#### [Given records]
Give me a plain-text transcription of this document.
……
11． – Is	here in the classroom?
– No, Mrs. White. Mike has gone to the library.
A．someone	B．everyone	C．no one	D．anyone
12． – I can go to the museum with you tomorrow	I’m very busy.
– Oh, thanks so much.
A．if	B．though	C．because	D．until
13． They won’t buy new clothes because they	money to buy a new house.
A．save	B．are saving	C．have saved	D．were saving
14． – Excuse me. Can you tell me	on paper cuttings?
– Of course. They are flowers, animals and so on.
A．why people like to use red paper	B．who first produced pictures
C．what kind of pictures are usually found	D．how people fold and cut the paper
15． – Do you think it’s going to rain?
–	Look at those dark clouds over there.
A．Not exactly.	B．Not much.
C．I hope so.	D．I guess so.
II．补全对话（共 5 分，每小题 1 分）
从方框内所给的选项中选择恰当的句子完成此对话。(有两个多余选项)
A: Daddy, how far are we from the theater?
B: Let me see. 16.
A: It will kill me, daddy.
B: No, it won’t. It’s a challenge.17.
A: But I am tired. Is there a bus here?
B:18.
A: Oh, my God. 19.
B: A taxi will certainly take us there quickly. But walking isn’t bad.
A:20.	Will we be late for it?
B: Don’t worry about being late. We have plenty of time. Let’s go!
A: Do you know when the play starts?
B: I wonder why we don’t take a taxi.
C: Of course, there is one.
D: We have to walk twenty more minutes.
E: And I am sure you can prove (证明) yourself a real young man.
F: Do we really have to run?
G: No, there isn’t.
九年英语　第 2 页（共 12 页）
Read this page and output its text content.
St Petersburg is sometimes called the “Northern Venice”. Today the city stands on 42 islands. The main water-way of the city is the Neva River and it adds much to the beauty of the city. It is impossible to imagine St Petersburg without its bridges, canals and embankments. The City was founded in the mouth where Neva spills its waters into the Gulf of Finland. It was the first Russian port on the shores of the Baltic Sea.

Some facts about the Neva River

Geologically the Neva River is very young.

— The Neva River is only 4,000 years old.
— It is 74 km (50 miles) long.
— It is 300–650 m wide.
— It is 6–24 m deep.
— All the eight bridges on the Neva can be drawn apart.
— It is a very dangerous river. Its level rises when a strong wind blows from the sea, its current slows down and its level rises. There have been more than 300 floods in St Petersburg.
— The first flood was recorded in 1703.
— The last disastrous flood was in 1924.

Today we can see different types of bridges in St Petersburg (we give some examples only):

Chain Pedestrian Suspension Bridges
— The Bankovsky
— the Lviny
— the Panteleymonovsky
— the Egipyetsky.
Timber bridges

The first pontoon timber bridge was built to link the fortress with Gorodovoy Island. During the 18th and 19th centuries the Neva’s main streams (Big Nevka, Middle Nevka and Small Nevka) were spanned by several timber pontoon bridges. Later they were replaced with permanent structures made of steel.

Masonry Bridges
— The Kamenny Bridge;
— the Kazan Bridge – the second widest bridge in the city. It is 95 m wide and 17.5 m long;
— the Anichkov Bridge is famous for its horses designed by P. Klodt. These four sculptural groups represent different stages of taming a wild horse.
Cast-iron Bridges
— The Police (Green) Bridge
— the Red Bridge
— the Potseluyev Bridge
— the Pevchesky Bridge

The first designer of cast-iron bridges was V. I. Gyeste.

#### [Problem]
Show every line where the string "take" appears.

#### [Exercise response]
B: A taxi will certainly take us there quickly. But walking isn’t bad.
B: I wonder why we don’t take a taxi.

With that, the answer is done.